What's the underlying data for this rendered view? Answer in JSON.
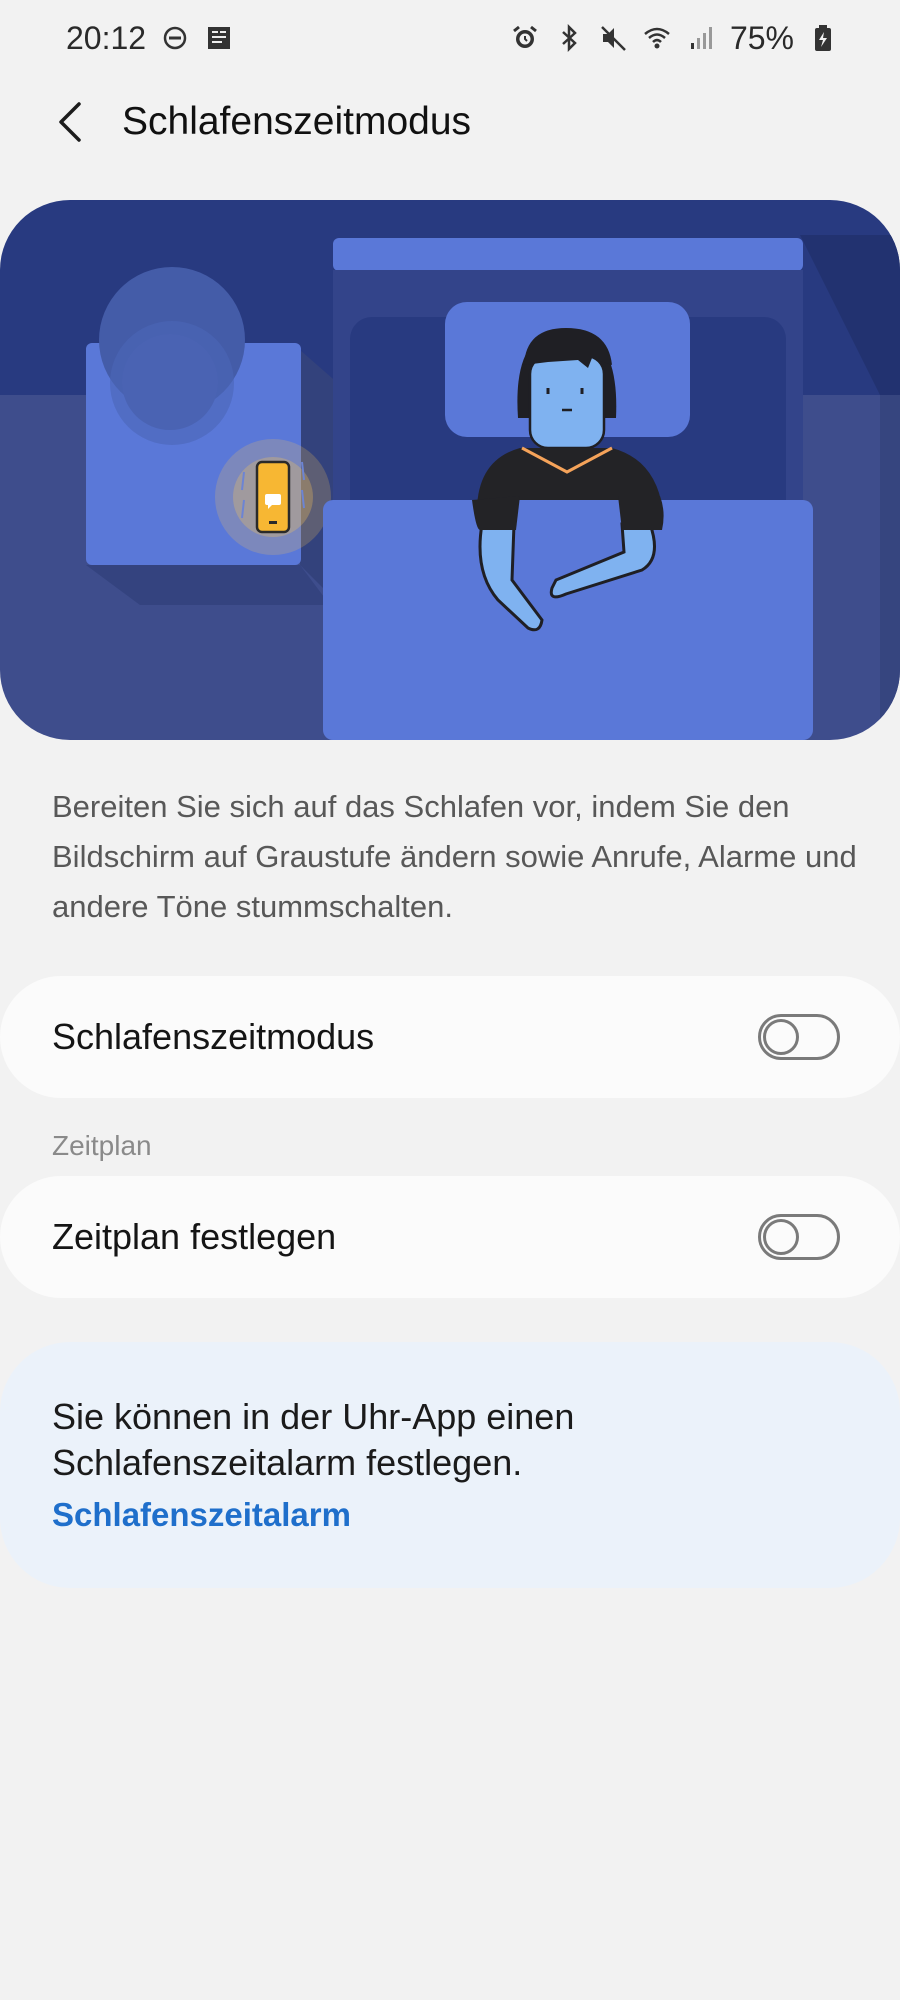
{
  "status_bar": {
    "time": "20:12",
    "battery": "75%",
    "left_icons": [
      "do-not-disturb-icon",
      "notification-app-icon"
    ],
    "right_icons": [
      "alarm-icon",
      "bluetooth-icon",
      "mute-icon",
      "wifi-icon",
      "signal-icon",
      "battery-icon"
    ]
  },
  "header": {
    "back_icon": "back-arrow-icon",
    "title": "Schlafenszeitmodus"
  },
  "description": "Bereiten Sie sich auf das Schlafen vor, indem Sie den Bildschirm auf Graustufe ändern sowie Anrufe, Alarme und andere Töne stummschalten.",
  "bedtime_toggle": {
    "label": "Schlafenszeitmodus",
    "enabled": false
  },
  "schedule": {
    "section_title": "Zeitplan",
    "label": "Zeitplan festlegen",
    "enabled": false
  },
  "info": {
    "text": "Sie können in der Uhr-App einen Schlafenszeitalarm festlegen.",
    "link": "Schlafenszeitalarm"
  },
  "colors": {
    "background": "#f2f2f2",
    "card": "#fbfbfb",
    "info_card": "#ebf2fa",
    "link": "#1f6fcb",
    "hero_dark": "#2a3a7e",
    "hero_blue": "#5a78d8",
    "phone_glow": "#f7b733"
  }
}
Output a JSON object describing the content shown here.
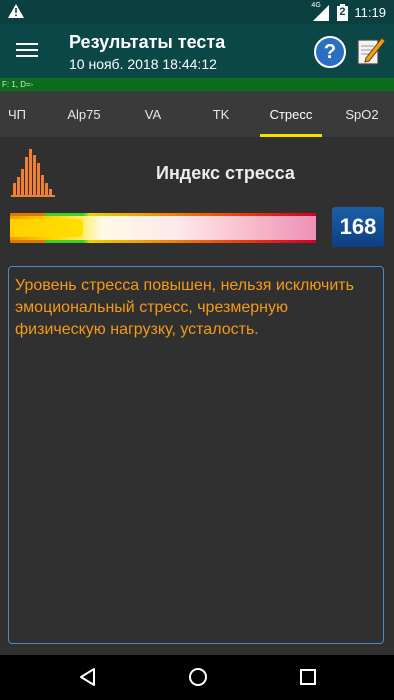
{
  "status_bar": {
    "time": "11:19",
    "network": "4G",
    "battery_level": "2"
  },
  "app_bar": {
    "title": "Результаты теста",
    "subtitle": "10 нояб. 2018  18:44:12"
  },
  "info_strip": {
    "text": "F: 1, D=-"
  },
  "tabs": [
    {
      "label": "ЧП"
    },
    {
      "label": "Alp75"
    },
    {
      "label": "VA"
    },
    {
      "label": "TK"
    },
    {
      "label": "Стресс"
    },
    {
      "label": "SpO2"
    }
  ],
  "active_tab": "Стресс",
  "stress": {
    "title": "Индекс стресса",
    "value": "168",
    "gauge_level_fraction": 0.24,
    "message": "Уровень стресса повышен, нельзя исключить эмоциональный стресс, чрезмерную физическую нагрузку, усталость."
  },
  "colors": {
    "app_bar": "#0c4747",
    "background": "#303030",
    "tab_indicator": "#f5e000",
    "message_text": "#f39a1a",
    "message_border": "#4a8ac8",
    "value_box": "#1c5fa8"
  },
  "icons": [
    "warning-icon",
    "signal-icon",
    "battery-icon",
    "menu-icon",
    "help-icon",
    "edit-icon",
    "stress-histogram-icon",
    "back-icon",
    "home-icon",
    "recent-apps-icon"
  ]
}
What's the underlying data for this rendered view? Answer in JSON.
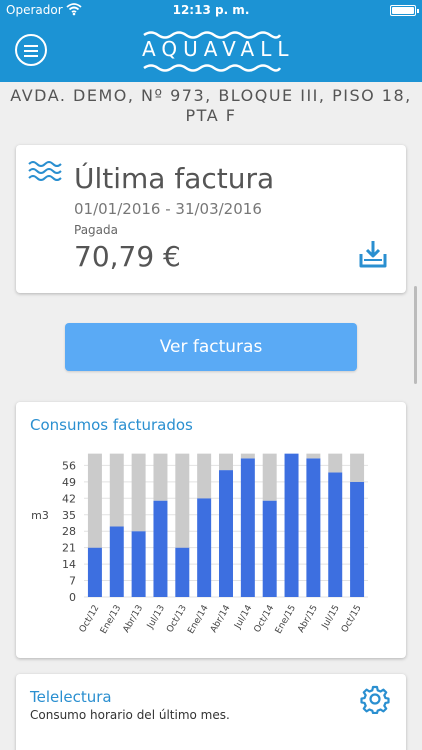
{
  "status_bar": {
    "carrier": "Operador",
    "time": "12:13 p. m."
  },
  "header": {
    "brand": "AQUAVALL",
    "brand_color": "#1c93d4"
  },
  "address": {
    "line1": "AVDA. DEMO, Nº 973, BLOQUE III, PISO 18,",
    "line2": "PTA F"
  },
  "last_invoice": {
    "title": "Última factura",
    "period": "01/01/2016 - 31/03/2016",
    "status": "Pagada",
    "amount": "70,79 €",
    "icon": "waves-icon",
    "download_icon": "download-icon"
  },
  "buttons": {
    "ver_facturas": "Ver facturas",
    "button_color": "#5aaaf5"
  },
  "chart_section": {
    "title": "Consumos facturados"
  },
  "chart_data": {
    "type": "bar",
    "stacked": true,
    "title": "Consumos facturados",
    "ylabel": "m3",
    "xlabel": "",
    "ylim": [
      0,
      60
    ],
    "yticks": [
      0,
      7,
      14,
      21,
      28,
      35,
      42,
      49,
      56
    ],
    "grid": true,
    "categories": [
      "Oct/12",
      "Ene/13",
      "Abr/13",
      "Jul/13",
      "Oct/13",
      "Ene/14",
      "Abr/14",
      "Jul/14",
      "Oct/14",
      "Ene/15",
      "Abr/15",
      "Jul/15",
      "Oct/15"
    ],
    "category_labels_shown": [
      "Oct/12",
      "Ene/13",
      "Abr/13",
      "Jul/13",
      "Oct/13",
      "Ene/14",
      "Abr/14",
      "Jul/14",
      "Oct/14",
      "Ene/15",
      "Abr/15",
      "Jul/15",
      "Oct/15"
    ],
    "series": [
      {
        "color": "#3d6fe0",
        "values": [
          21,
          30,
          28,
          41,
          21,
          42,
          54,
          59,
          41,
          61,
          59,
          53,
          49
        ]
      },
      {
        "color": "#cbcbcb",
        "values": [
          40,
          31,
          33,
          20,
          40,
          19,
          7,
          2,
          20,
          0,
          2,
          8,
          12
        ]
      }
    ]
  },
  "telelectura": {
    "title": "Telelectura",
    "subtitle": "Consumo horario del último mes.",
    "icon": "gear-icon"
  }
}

GIVEN TASK: Copy every line of the data exactly as written, excluding the pictures.

FULL SOLUTION:
What's the underlying data for this rendered view? Answer in JSON.
{
  "status_bar": {
    "time": "20:12",
    "battery": "75%",
    "left_icons": [
      "do-not-disturb-icon",
      "notification-app-icon"
    ],
    "right_icons": [
      "alarm-icon",
      "bluetooth-icon",
      "mute-icon",
      "wifi-icon",
      "signal-icon",
      "battery-icon"
    ]
  },
  "header": {
    "back_icon": "back-arrow-icon",
    "title": "Schlafenszeitmodus"
  },
  "description": "Bereiten Sie sich auf das Schlafen vor, indem Sie den Bildschirm auf Graustufe ändern sowie Anrufe, Alarme und andere Töne stummschalten.",
  "bedtime_toggle": {
    "label": "Schlafenszeitmodus",
    "enabled": false
  },
  "schedule": {
    "section_title": "Zeitplan",
    "label": "Zeitplan festlegen",
    "enabled": false
  },
  "info": {
    "text": "Sie können in der Uhr-App einen Schlafenszeitalarm festlegen.",
    "link": "Schlafenszeitalarm"
  },
  "colors": {
    "background": "#f2f2f2",
    "card": "#fbfbfb",
    "info_card": "#ebf2fa",
    "link": "#1f6fcb",
    "hero_dark": "#2a3a7e",
    "hero_blue": "#5a78d8",
    "phone_glow": "#f7b733"
  }
}
Output a JSON object describing the content shown here.
{
  "status_bar": {
    "time": "11:19",
    "network": "4G",
    "battery_level": "2"
  },
  "app_bar": {
    "title": "Результаты теста",
    "subtitle": "10 нояб. 2018  18:44:12"
  },
  "info_strip": {
    "text": "F: 1, D=-"
  },
  "tabs": [
    {
      "label": "ЧП"
    },
    {
      "label": "Alp75"
    },
    {
      "label": "VA"
    },
    {
      "label": "TK"
    },
    {
      "label": "Стресс"
    },
    {
      "label": "SpO2"
    }
  ],
  "active_tab": "Стресс",
  "stress": {
    "title": "Индекс стресса",
    "value": "168",
    "gauge_level_fraction": 0.24,
    "message": "Уровень стресса повышен, нельзя исключить эмоциональный стресс, чрезмерную физическую нагрузку, усталость."
  },
  "colors": {
    "app_bar": "#0c4747",
    "background": "#303030",
    "tab_indicator": "#f5e000",
    "message_text": "#f39a1a",
    "message_border": "#4a8ac8",
    "value_box": "#1c5fa8"
  },
  "icons": [
    "warning-icon",
    "signal-icon",
    "battery-icon",
    "menu-icon",
    "help-icon",
    "edit-icon",
    "stress-histogram-icon",
    "back-icon",
    "home-icon",
    "recent-apps-icon"
  ]
}
What's the underlying data for this rendered view? Answer in JSON.
{
  "status_bar": {
    "carrier": "Operador",
    "time": "12:13 p. m."
  },
  "header": {
    "brand": "AQUAVALL",
    "brand_color": "#1c93d4"
  },
  "address": {
    "line1": "AVDA. DEMO, Nº 973, BLOQUE III, PISO 18,",
    "line2": "PTA F"
  },
  "last_invoice": {
    "title": "Última factura",
    "period": "01/01/2016 - 31/03/2016",
    "status": "Pagada",
    "amount": "70,79 €",
    "icon": "waves-icon",
    "download_icon": "download-icon"
  },
  "buttons": {
    "ver_facturas": "Ver facturas",
    "button_color": "#5aaaf5"
  },
  "chart_section": {
    "title": "Consumos facturados"
  },
  "chart_data": {
    "type": "bar",
    "stacked": true,
    "title": "Consumos facturados",
    "ylabel": "m3",
    "xlabel": "",
    "ylim": [
      0,
      60
    ],
    "yticks": [
      0,
      7,
      14,
      21,
      28,
      35,
      42,
      49,
      56
    ],
    "grid": true,
    "categories": [
      "Oct/12",
      "Ene/13",
      "Abr/13",
      "Jul/13",
      "Oct/13",
      "Ene/14",
      "Abr/14",
      "Jul/14",
      "Oct/14",
      "Ene/15",
      "Abr/15",
      "Jul/15",
      "Oct/15"
    ],
    "category_labels_shown": [
      "Oct/12",
      "Ene/13",
      "Abr/13",
      "Jul/13",
      "Oct/13",
      "Ene/14",
      "Abr/14",
      "Jul/14",
      "Oct/14",
      "Ene/15",
      "Abr/15",
      "Jul/15",
      "Oct/15"
    ],
    "series": [
      {
        "color": "#3d6fe0",
        "values": [
          21,
          30,
          28,
          41,
          21,
          42,
          54,
          59,
          41,
          61,
          59,
          53,
          49
        ]
      },
      {
        "color": "#cbcbcb",
        "values": [
          40,
          31,
          33,
          20,
          40,
          19,
          7,
          2,
          20,
          0,
          2,
          8,
          12
        ]
      }
    ]
  },
  "telelectura": {
    "title": "Telelectura",
    "subtitle": "Consumo horario del último mes.",
    "icon": "gear-icon"
  }
}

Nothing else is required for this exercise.